What to do – Set down each line of the data below exactly as it stands, dropping the pictures.

Task inputs –
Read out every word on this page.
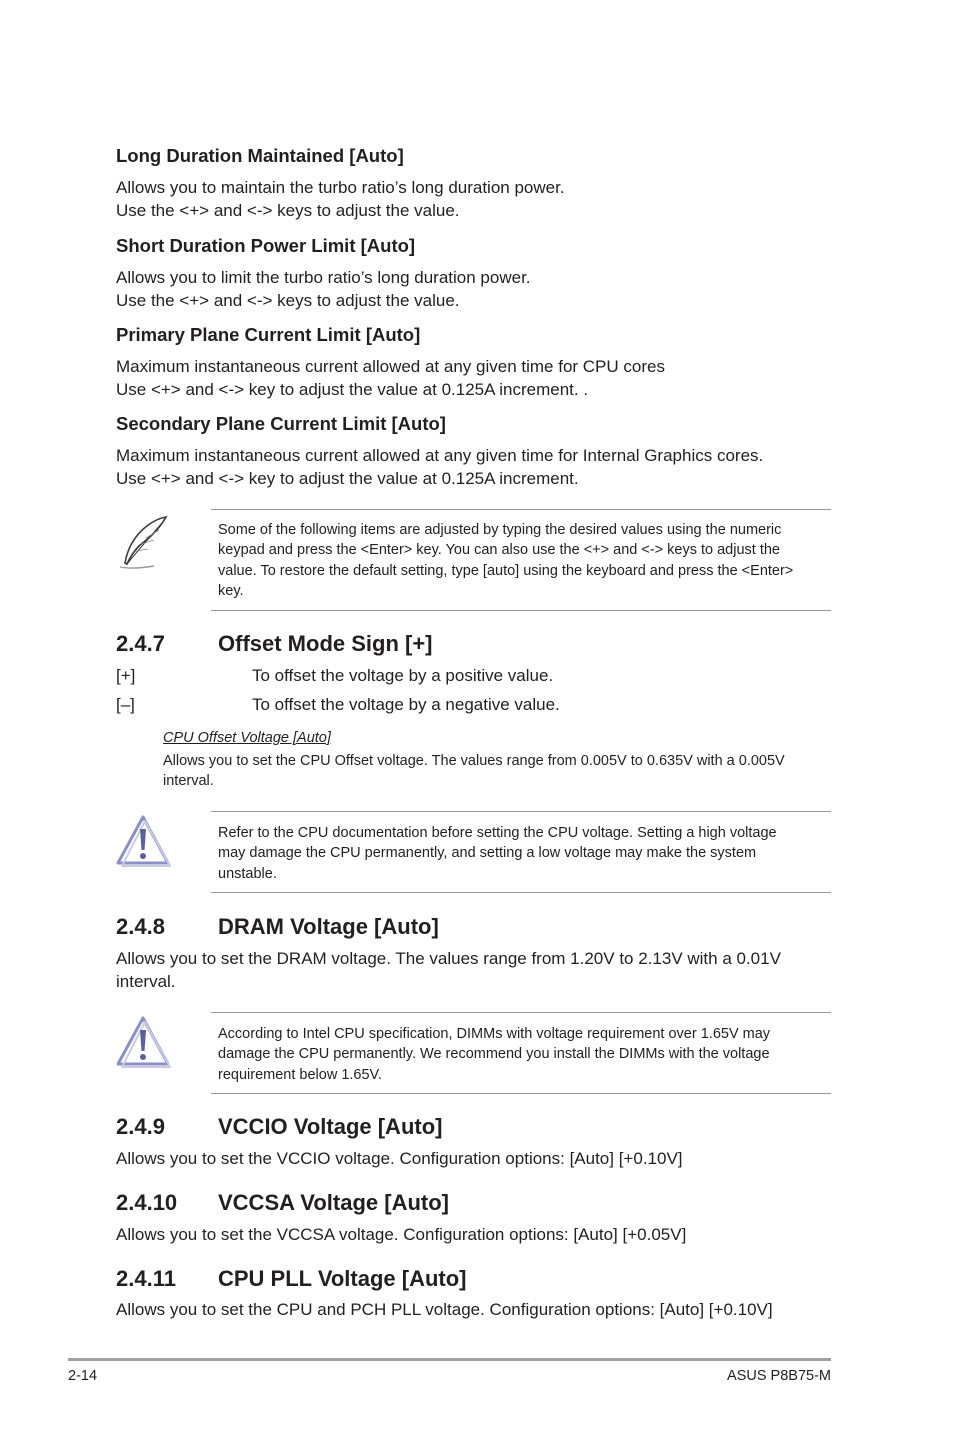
Long Duration Maintained [Auto]
Allows you to maintain the turbo ratio’s long duration power.
Use the <+> and <-> keys to adjust the value.
Short Duration Power Limit [Auto]
Allows you to limit the turbo ratio’s long duration power.
Use the <+> and <-> keys to adjust the value.
Primary Plane Current Limit [Auto]
Maximum instantaneous current allowed at any given time for CPU cores
Use <+> and <-> key to adjust the value at 0.125A increment. .
Secondary Plane Current Limit [Auto]
Maximum instantaneous current allowed at any given time for Internal Graphics cores.
Use <+> and <-> key to adjust the value at 0.125A increment.
Some of the following items are adjusted by typing the desired values using the numeric
keypad and press the <Enter> key. You can also use the <+> and <-> keys to adjust the
value. To restore the default setting, type [auto] using the keyboard and press the <Enter>
key.
2.4.7 Offset Mode Sign [+]
[+]	To offset the voltage by a positive value.
[–]	To offset the voltage by a negative value.
CPU Offset Voltage [Auto]
Allows you to set the CPU Offset voltage. The values range from 0.005V to 0.635V with a 0.005V
interval.
Refer to the CPU documentation before setting the CPU voltage. Setting a high voltage
may damage the CPU permanently, and setting a low voltage may make the system
unstable.
2.4.8 DRAM Voltage [Auto]
Allows you to set the DRAM voltage. The values range from 1.20V to 2.13V with a 0.01V
interval.
According to Intel CPU specification, DIMMs with voltage requirement over 1.65V may
damage the CPU permanently. We recommend you install the DIMMs with the voltage
requirement below 1.65V.
2.4.9 VCCIO Voltage [Auto]
Allows you to set the VCCIO voltage. Configuration options: [Auto] [+0.10V]
2.4.10 VCCSA Voltage [Auto]
Allows you to set the VCCSA voltage. Configuration options: [Auto] [+0.05V]
2.4.11 CPU PLL Voltage [Auto]
Allows you to set the CPU and PCH PLL voltage. Configuration options: [Auto] [+0.10V]
2-14	ASUS P8B75-M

Full solution –
Read out every word on this page.
Long Duration Maintained [Auto]
Allows you to maintain the turbo ratio’s long duration power.
Use the <+> and <-> keys to adjust the value.
Short Duration Power Limit [Auto]
Allows you to limit the turbo ratio’s long duration power.
Use the <+> and <-> keys to adjust the value.
Primary Plane Current Limit [Auto]
Maximum instantaneous current allowed at any given time for CPU cores
Use <+> and <-> key to adjust the value at 0.125A increment. .
Secondary Plane Current Limit [Auto]
Maximum instantaneous current allowed at any given time for Internal Graphics cores.
Use <+> and <-> key to adjust the value at 0.125A increment.
Some of the following items are adjusted by typing the desired values using the numeric
keypad and press the <Enter> key. You can also use the <+> and <-> keys to adjust the
value. To restore the default setting, type [auto] using the keyboard and press the <Enter>
key.
2.4.7 Offset Mode Sign [+]
[+]	To offset the voltage by a positive value.
[–]	To offset the voltage by a negative value.
CPU Offset Voltage [Auto]
Allows you to set the CPU Offset voltage. The values range from 0.005V to 0.635V with a 0.005V
interval.
Refer to the CPU documentation before setting the CPU voltage. Setting a high voltage
may damage the CPU permanently, and setting a low voltage may make the system
unstable.
2.4.8 DRAM Voltage [Auto]
Allows you to set the DRAM voltage. The values range from 1.20V to 2.13V with a 0.01V
interval.
According to Intel CPU specification, DIMMs with voltage requirement over 1.65V may
damage the CPU permanently. We recommend you install the DIMMs with the voltage
requirement below 1.65V.
2.4.9 VCCIO Voltage [Auto]
Allows you to set the VCCIO voltage. Configuration options: [Auto] [+0.10V]
2.4.10 VCCSA Voltage [Auto]
Allows you to set the VCCSA voltage. Configuration options: [Auto] [+0.05V]
2.4.11 CPU PLL Voltage [Auto]
Allows you to set the CPU and PCH PLL voltage. Configuration options: [Auto] [+0.10V]
2-14	ASUS P8B75-M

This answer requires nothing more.